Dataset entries
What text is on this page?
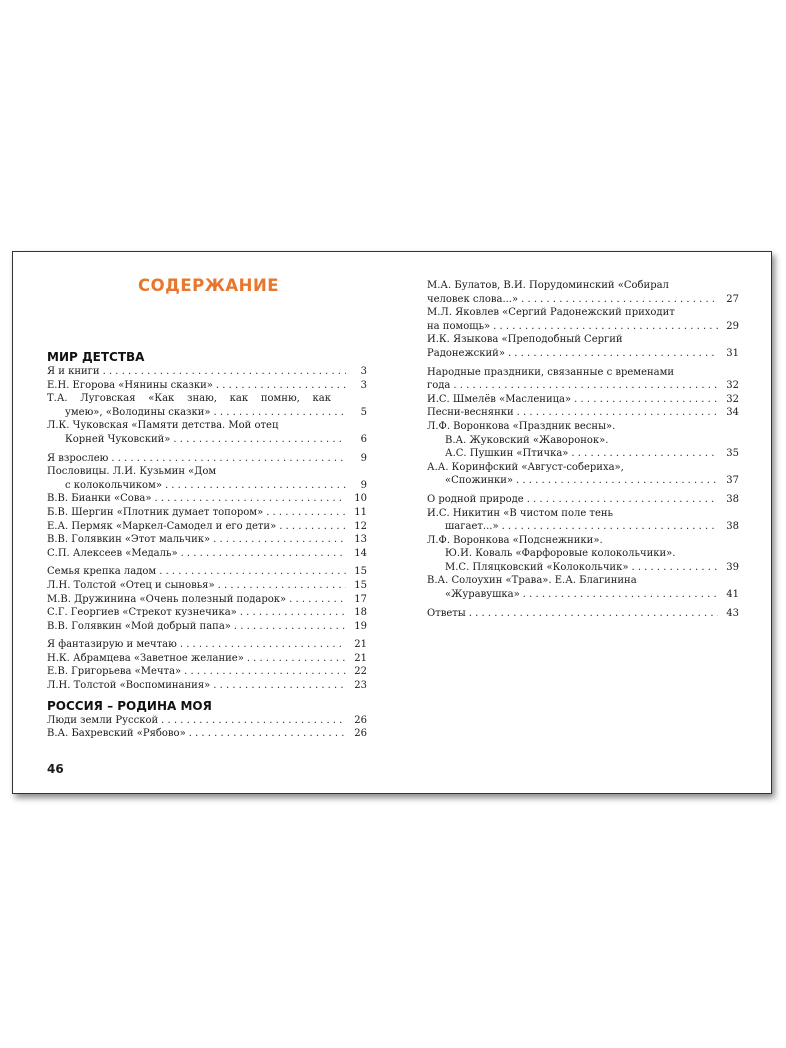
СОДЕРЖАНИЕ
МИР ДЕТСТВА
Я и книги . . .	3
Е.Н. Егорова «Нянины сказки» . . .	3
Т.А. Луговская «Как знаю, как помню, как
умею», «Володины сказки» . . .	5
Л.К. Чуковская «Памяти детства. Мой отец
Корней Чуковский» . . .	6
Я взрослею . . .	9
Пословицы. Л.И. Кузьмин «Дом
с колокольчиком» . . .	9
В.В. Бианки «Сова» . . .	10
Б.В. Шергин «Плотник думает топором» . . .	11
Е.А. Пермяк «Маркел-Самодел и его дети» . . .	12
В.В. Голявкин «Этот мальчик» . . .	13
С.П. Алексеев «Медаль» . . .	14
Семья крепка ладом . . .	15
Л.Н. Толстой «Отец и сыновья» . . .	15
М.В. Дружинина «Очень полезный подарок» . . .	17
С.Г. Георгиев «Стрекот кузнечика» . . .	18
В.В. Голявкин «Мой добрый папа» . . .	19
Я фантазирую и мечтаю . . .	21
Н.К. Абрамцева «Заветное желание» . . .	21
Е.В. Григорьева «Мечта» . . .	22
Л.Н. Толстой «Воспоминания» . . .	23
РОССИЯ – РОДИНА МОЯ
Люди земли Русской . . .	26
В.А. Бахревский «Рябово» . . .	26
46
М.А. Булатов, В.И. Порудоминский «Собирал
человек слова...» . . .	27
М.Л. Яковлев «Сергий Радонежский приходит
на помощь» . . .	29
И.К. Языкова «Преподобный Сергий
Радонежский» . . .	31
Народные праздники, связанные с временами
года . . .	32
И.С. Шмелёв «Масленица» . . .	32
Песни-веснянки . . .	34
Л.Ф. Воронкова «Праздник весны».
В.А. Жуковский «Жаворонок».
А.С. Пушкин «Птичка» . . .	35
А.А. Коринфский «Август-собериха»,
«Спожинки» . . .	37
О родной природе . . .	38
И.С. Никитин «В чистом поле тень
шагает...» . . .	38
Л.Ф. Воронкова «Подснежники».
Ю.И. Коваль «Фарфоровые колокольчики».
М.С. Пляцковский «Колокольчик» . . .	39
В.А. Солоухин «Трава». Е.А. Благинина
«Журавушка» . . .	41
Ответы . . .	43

WHAT YOU NEED TO DO —
The material above holds pictures; copy everything else in it exactly.

OUTPUT OF THE EXERCISE —
What text is on this page?
СОДЕРЖАНИЕ
МИР ДЕТСТВА
Я и книги . . .	3
Е.Н. Егорова «Нянины сказки» . . .	3
Т.А. Луговская «Как знаю, как помню, как
умею», «Володины сказки» . . .	5
Л.К. Чуковская «Памяти детства. Мой отец
Корней Чуковский» . . .	6
Я взрослею . . .	9
Пословицы. Л.И. Кузьмин «Дом
с колокольчиком» . . .	9
В.В. Бианки «Сова» . . .	10
Б.В. Шергин «Плотник думает топором» . . .	11
Е.А. Пермяк «Маркел-Самодел и его дети» . . .	12
В.В. Голявкин «Этот мальчик» . . .	13
С.П. Алексеев «Медаль» . . .	14
Семья крепка ладом . . .	15
Л.Н. Толстой «Отец и сыновья» . . .	15
М.В. Дружинина «Очень полезный подарок» . . .	17
С.Г. Георгиев «Стрекот кузнечика» . . .	18
В.В. Голявкин «Мой добрый папа» . . .	19
Я фантазирую и мечтаю . . .	21
Н.К. Абрамцева «Заветное желание» . . .	21
Е.В. Григорьева «Мечта» . . .	22
Л.Н. Толстой «Воспоминания» . . .	23
РОССИЯ – РОДИНА МОЯ
Люди земли Русской . . .	26
В.А. Бахревский «Рябово» . . .	26
46
М.А. Булатов, В.И. Порудоминский «Собирал
человек слова...» . . .	27
М.Л. Яковлев «Сергий Радонежский приходит
на помощь» . . .	29
И.К. Языкова «Преподобный Сергий
Радонежский» . . .	31
Народные праздники, связанные с временами
года . . .	32
И.С. Шмелёв «Масленица» . . .	32
Песни-веснянки . . .	34
Л.Ф. Воронкова «Праздник весны».
В.А. Жуковский «Жаворонок».
А.С. Пушкин «Птичка» . . .	35
А.А. Коринфский «Август-собериха»,
«Спожинки» . . .	37
О родной природе . . .	38
И.С. Никитин «В чистом поле тень
шагает...» . . .	38
Л.Ф. Воронкова «Подснежники».
Ю.И. Коваль «Фарфоровые колокольчики».
М.С. Пляцковский «Колокольчик» . . .	39
В.А. Солоухин «Трава». Е.А. Благинина
«Журавушка» . . .	41
Ответы . . .	43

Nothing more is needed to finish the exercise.